DATASET EXCERPTS =

## BEGIN

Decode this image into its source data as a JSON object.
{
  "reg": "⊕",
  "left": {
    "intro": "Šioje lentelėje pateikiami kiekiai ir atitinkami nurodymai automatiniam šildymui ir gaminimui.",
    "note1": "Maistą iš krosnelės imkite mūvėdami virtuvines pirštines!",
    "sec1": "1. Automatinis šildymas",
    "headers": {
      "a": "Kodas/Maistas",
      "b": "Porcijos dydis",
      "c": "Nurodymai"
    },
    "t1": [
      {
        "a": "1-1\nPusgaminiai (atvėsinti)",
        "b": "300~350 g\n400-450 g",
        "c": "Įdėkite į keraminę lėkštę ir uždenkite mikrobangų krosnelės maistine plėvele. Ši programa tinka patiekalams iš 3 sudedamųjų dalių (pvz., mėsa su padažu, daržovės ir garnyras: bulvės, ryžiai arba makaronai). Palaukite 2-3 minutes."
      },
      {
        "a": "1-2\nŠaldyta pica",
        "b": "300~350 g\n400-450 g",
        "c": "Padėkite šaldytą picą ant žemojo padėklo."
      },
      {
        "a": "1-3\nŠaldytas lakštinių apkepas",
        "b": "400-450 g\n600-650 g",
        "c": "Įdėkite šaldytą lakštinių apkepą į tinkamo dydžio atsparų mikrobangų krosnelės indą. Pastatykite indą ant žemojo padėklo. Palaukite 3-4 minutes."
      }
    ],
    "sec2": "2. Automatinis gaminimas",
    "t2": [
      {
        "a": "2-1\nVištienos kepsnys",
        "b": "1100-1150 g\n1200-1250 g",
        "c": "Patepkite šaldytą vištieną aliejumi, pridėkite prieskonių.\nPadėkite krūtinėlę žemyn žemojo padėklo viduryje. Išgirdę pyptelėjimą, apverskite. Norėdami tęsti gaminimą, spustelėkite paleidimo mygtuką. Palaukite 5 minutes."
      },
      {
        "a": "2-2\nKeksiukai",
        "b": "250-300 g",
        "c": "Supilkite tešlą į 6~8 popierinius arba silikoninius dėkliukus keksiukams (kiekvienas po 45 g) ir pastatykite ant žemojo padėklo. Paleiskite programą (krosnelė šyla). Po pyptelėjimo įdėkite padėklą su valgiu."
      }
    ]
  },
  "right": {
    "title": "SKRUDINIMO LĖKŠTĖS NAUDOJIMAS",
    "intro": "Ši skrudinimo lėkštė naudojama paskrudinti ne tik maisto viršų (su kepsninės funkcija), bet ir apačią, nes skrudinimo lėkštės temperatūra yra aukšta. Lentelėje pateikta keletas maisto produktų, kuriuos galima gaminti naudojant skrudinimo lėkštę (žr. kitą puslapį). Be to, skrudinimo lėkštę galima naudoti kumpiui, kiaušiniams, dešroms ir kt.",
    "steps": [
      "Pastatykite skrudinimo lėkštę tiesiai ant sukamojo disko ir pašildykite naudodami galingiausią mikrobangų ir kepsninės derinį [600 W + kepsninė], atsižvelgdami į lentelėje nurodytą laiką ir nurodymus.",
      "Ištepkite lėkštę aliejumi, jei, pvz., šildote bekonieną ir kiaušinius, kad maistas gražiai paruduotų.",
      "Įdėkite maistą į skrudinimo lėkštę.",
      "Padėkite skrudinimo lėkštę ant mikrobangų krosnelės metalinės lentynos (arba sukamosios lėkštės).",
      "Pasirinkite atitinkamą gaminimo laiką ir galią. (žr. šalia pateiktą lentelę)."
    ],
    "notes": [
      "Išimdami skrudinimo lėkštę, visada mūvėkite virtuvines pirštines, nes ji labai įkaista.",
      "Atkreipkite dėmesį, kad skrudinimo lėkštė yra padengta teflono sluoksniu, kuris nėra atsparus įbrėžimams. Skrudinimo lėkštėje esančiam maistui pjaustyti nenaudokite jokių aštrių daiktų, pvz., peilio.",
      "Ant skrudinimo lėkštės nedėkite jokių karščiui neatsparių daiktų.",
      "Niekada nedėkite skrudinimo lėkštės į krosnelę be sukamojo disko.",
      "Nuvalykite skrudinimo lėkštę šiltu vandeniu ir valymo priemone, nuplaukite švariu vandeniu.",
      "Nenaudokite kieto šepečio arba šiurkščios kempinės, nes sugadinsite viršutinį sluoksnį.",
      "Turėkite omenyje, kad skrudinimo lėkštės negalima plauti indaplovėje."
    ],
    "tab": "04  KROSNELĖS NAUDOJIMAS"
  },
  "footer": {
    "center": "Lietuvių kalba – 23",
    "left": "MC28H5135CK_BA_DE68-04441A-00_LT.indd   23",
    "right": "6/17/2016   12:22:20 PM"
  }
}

## END

REQUIREMENT = From the records above, extract every line exactly as it stands.

THE RESULT =
Decode this image into its source data as a JSON object.
{
  "reg": "⊕",
  "left": {
    "intro": "Šioje lentelėje pateikiami kiekiai ir atitinkami nurodymai automatiniam šildymui ir gaminimui.",
    "note1": "Maistą iš krosnelės imkite mūvėdami virtuvines pirštines!",
    "sec1": "1. Automatinis šildymas",
    "headers": {
      "a": "Kodas/Maistas",
      "b": "Porcijos dydis",
      "c": "Nurodymai"
    },
    "t1": [
      {
        "a": "1-1\nPusgaminiai (atvėsinti)",
        "b": "300~350 g\n400-450 g",
        "c": "Įdėkite į keraminę lėkštę ir uždenkite mikrobangų krosnelės maistine plėvele. Ši programa tinka patiekalams iš 3 sudedamųjų dalių (pvz., mėsa su padažu, daržovės ir garnyras: bulvės, ryžiai arba makaronai). Palaukite 2-3 minutes."
      },
      {
        "a": "1-2\nŠaldyta pica",
        "b": "300~350 g\n400-450 g",
        "c": "Padėkite šaldytą picą ant žemojo padėklo."
      },
      {
        "a": "1-3\nŠaldytas lakštinių apkepas",
        "b": "400-450 g\n600-650 g",
        "c": "Įdėkite šaldytą lakštinių apkepą į tinkamo dydžio atsparų mikrobangų krosnelės indą. Pastatykite indą ant žemojo padėklo. Palaukite 3-4 minutes."
      }
    ],
    "sec2": "2. Automatinis gaminimas",
    "t2": [
      {
        "a": "2-1\nVištienos kepsnys",
        "b": "1100-1150 g\n1200-1250 g",
        "c": "Patepkite šaldytą vištieną aliejumi, pridėkite prieskonių.\nPadėkite krūtinėlę žemyn žemojo padėklo viduryje. Išgirdę pyptelėjimą, apverskite. Norėdami tęsti gaminimą, spustelėkite paleidimo mygtuką. Palaukite 5 minutes."
      },
      {
        "a": "2-2\nKeksiukai",
        "b": "250-300 g",
        "c": "Supilkite tešlą į 6~8 popierinius arba silikoninius dėkliukus keksiukams (kiekvienas po 45 g) ir pastatykite ant žemojo padėklo. Paleiskite programą (krosnelė šyla). Po pyptelėjimo įdėkite padėklą su valgiu."
      }
    ]
  },
  "right": {
    "title": "SKRUDINIMO LĖKŠTĖS NAUDOJIMAS",
    "intro": "Ši skrudinimo lėkštė naudojama paskrudinti ne tik maisto viršų (su kepsninės funkcija), bet ir apačią, nes skrudinimo lėkštės temperatūra yra aukšta. Lentelėje pateikta keletas maisto produktų, kuriuos galima gaminti naudojant skrudinimo lėkštę (žr. kitą puslapį). Be to, skrudinimo lėkštę galima naudoti kumpiui, kiaušiniams, dešroms ir kt.",
    "steps": [
      "Pastatykite skrudinimo lėkštę tiesiai ant sukamojo disko ir pašildykite naudodami galingiausią mikrobangų ir kepsninės derinį [600 W + kepsninė], atsižvelgdami į lentelėje nurodytą laiką ir nurodymus.",
      "Ištepkite lėkštę aliejumi, jei, pvz., šildote bekonieną ir kiaušinius, kad maistas gražiai paruduotų.",
      "Įdėkite maistą į skrudinimo lėkštę.",
      "Padėkite skrudinimo lėkštę ant mikrobangų krosnelės metalinės lentynos (arba sukamosios lėkštės).",
      "Pasirinkite atitinkamą gaminimo laiką ir galią. (žr. šalia pateiktą lentelę)."
    ],
    "notes": [
      "Išimdami skrudinimo lėkštę, visada mūvėkite virtuvines pirštines, nes ji labai įkaista.",
      "Atkreipkite dėmesį, kad skrudinimo lėkštė yra padengta teflono sluoksniu, kuris nėra atsparus įbrėžimams. Skrudinimo lėkštėje esančiam maistui pjaustyti nenaudokite jokių aštrių daiktų, pvz., peilio.",
      "Ant skrudinimo lėkštės nedėkite jokių karščiui neatsparių daiktų.",
      "Niekada nedėkite skrudinimo lėkštės į krosnelę be sukamojo disko.",
      "Nuvalykite skrudinimo lėkštę šiltu vandeniu ir valymo priemone, nuplaukite švariu vandeniu.",
      "Nenaudokite kieto šepečio arba šiurkščios kempinės, nes sugadinsite viršutinį sluoksnį.",
      "Turėkite omenyje, kad skrudinimo lėkštės negalima plauti indaplovėje."
    ],
    "tab": "04  KROSNELĖS NAUDOJIMAS"
  },
  "footer": {
    "center": "Lietuvių kalba – 23",
    "left": "MC28H5135CK_BA_DE68-04441A-00_LT.indd   23",
    "right": "6/17/2016   12:22:20 PM"
  }
}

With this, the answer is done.